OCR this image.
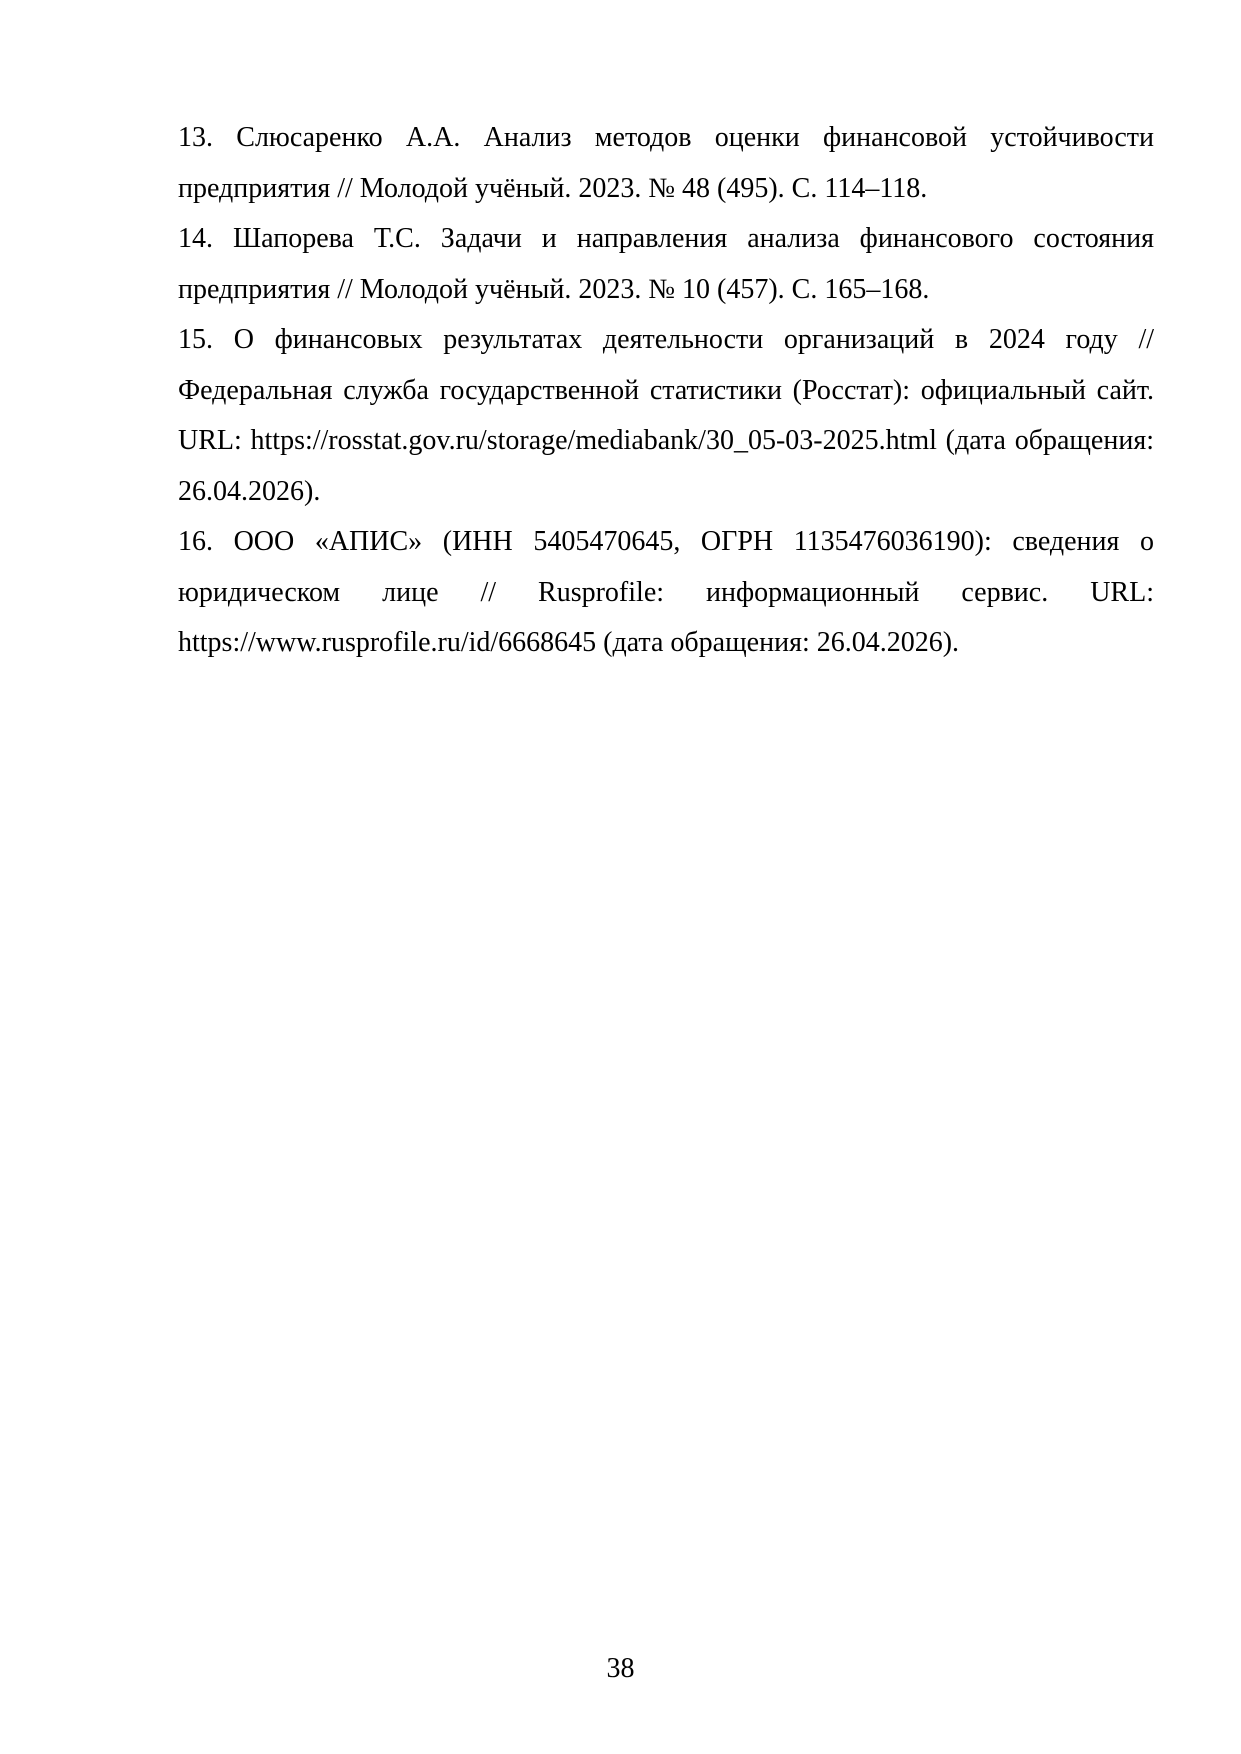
13. Слюсаренко А.А. Анализ методов оценки финансовой устойчивости предприятия // Молодой учёный. 2023. № 48 (495). С. 114–118.
14. Шапорева Т.С. Задачи и направления анализа финансового состояния предприятия // Молодой учёный. 2023. № 10 (457). С. 165–168.
15. О финансовых результатах деятельности организаций в 2024 году // Федеральная служба государственной статистики (Росстат): официальный сайт. URL: https://rosstat.gov.ru/storage/mediabank/30_05-03-2025.html (дата обращения: 26.04.2026).
16. ООО «АПИС» (ИНН 5405470645, ОГРН 1135476036190): сведения о юридическом лице // Rusprofile: информационный сервис. URL: https://www.rusprofile.ru/id/6668645 (дата обращения: 26.04.2026).
38
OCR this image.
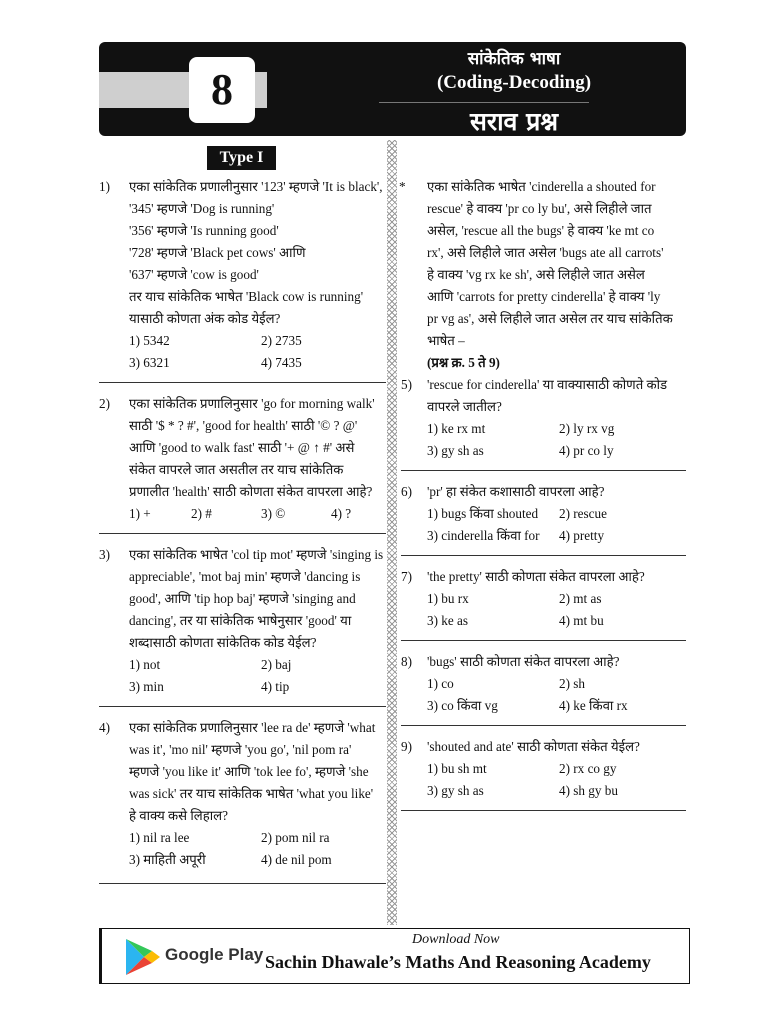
8
सांकेतिक भाषा
(Coding-Decoding)
सराव प्रश्न
Type I
1) एका सांकेतिक प्रणालीनुसार '123' म्हणजे 'It is black',

'345' म्हणजे 'Dog is running'

'356' म्हणजे 'Is running good'

'728' म्हणजे 'Black pet cows' आणि

'637' म्हणजे 'cow is good'

तर याच सांकेतिक भाषेत 'Black cow is running'

यासाठी कोणता अंक कोड येईल?

1) 5342	2) 2735
3) 6321	4) 7435
2) एका सांकेतिक प्रणालिनुसार 'go for morning walk'

साठी '$ * ? #', 'good for health' साठी '© ? @'

आणि 'good to walk fast' साठी '+ @ ↑ #' असे

संकेत वापरले जात असतील तर याच सांकेतिक

प्रणालीत 'health' साठी कोणता संकेत वापरला आहे?

1) +	2) #	3) ©	4) ?
3) एका सांकेतिक भाषेत 'col tip mot' म्हणजे 'singing is

appreciable', 'mot baj min' म्हणजे 'dancing is

good', आणि 'tip hop baj' म्हणजे 'singing and

dancing', तर या सांकेतिक भाषेनुसार 'good' या

शब्दासाठी कोणता सांकेतिक कोड येईल?

1) not	2) baj
3) min	4) tip
4) एका सांकेतिक प्रणालिनुसार 'lee ra de' म्हणजे 'what

was it', 'mo nil' म्हणजे 'you go', 'nil pom ra'

म्हणजे 'you like it' आणि 'tok lee fo', म्हणजे 'she

was sick' तर याच सांकेतिक भाषेत 'what you like'

हे वाक्य कसे लिहाल?

1) nil ra lee	2) pom nil ra
3) माहिती अपूरी	4) de nil pom
* एका सांकेतिक भाषेत 'cinderella a shouted for

rescue' हे वाक्य 'pr co ly bu', असे लिहीले जात

असेल, 'rescue all the bugs' हे वाक्य 'ke mt co

rx', असे लिहीले जात असेल 'bugs ate all carrots'

हे वाक्य 'vg rx ke sh', असे लिहीले जात असेल

आणि 'carrots for pretty cinderella' हे वाक्य 'ly

pr vg as', असे लिहीले जात असेल तर याच सांकेतिक

भाषेत –

(प्रश्न क्र. 5 ते 9)

5) 'rescue for cinderella' या वाक्यासाठी कोणते कोड

वापरले जातील?

1) ke rx mt	2) ly rx vg
3) gy sh as	4) pr co ly
6) 'pr' हा संकेत कशासाठी वापरला आहे?

1) bugs किंवा shouted	2) rescue
3) cinderella किंवा for	4) pretty
7) 'the pretty' साठी कोणता संकेत वापरला आहे?

1) bu rx	2) mt as
3) ke as	4) mt bu
8) 'bugs' साठी कोणता संकेत वापरला आहे?

1) co	2) sh
3) co किंवा vg	4) ke किंवा rx
9) 'shouted and ate' साठी कोणता संकेत येईल?

1) bu sh mt	2) rx co gy
3) gy sh as	4) sh gy bu
Google Play
Download Now
Sachin Dhawale’s Maths And Reasoning Academy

Job: Output all the records, word for word, with no pictures in the copy.

Answer below:
OCR this image.
13. Слюсаренко А.А. Анализ методов оценки финансовой устойчивости предприятия // Молодой учёный. 2023. № 48 (495). С. 114–118.
14. Шапорева Т.С. Задачи и направления анализа финансового состояния предприятия // Молодой учёный. 2023. № 10 (457). С. 165–168.
15. О финансовых результатах деятельности организаций в 2024 году // Федеральная служба государственной статистики (Росстат): официальный сайт. URL: https://rosstat.gov.ru/storage/mediabank/30_05-03-2025.html (дата обращения: 26.04.2026).
16. ООО «АПИС» (ИНН 5405470645, ОГРН 1135476036190): сведения о юридическом лице // Rusprofile: информационный сервис. URL: https://www.rusprofile.ru/id/6668645 (дата обращения: 26.04.2026).
38
OCR this image.
8
सांकेतिक भाषा
(Coding-Decoding)
सराव प्रश्न
Type I
1) एका सांकेतिक प्रणालीनुसार '123' म्हणजे 'It is black',

'345' म्हणजे 'Dog is running'

'356' म्हणजे 'Is running good'

'728' म्हणजे 'Black pet cows' आणि

'637' म्हणजे 'cow is good'

तर याच सांकेतिक भाषेत 'Black cow is running'

यासाठी कोणता अंक कोड येईल?

1) 5342	2) 2735
3) 6321	4) 7435
2) एका सांकेतिक प्रणालिनुसार 'go for morning walk'

साठी '$ * ? #', 'good for health' साठी '© ? @'

आणि 'good to walk fast' साठी '+ @ ↑ #' असे

संकेत वापरले जात असतील तर याच सांकेतिक

प्रणालीत 'health' साठी कोणता संकेत वापरला आहे?

1) +	2) #	3) ©	4) ?
3) एका सांकेतिक भाषेत 'col tip mot' म्हणजे 'singing is

appreciable', 'mot baj min' म्हणजे 'dancing is

good', आणि 'tip hop baj' म्हणजे 'singing and

dancing', तर या सांकेतिक भाषेनुसार 'good' या

शब्दासाठी कोणता सांकेतिक कोड येईल?

1) not	2) baj
3) min	4) tip
4) एका सांकेतिक प्रणालिनुसार 'lee ra de' म्हणजे 'what

was it', 'mo nil' म्हणजे 'you go', 'nil pom ra'

म्हणजे 'you like it' आणि 'tok lee fo', म्हणजे 'she

was sick' तर याच सांकेतिक भाषेत 'what you like'

हे वाक्य कसे लिहाल?

1) nil ra lee	2) pom nil ra
3) माहिती अपूरी	4) de nil pom
* एका सांकेतिक भाषेत 'cinderella a shouted for

rescue' हे वाक्य 'pr co ly bu', असे लिहीले जात

असेल, 'rescue all the bugs' हे वाक्य 'ke mt co

rx', असे लिहीले जात असेल 'bugs ate all carrots'

हे वाक्य 'vg rx ke sh', असे लिहीले जात असेल

आणि 'carrots for pretty cinderella' हे वाक्य 'ly

pr vg as', असे लिहीले जात असेल तर याच सांकेतिक

भाषेत –

(प्रश्न क्र. 5 ते 9)

5) 'rescue for cinderella' या वाक्यासाठी कोणते कोड

वापरले जातील?

1) ke rx mt	2) ly rx vg
3) gy sh as	4) pr co ly
6) 'pr' हा संकेत कशासाठी वापरला आहे?

1) bugs किंवा shouted	2) rescue
3) cinderella किंवा for	4) pretty
7) 'the pretty' साठी कोणता संकेत वापरला आहे?

1) bu rx	2) mt as
3) ke as	4) mt bu
8) 'bugs' साठी कोणता संकेत वापरला आहे?

1) co	2) sh
3) co किंवा vg	4) ke किंवा rx
9) 'shouted and ate' साठी कोणता संकेत येईल?

1) bu sh mt	2) rx co gy
3) gy sh as	4) sh gy bu
Google Play
Download Now
Sachin Dhawale’s Maths And Reasoning Academy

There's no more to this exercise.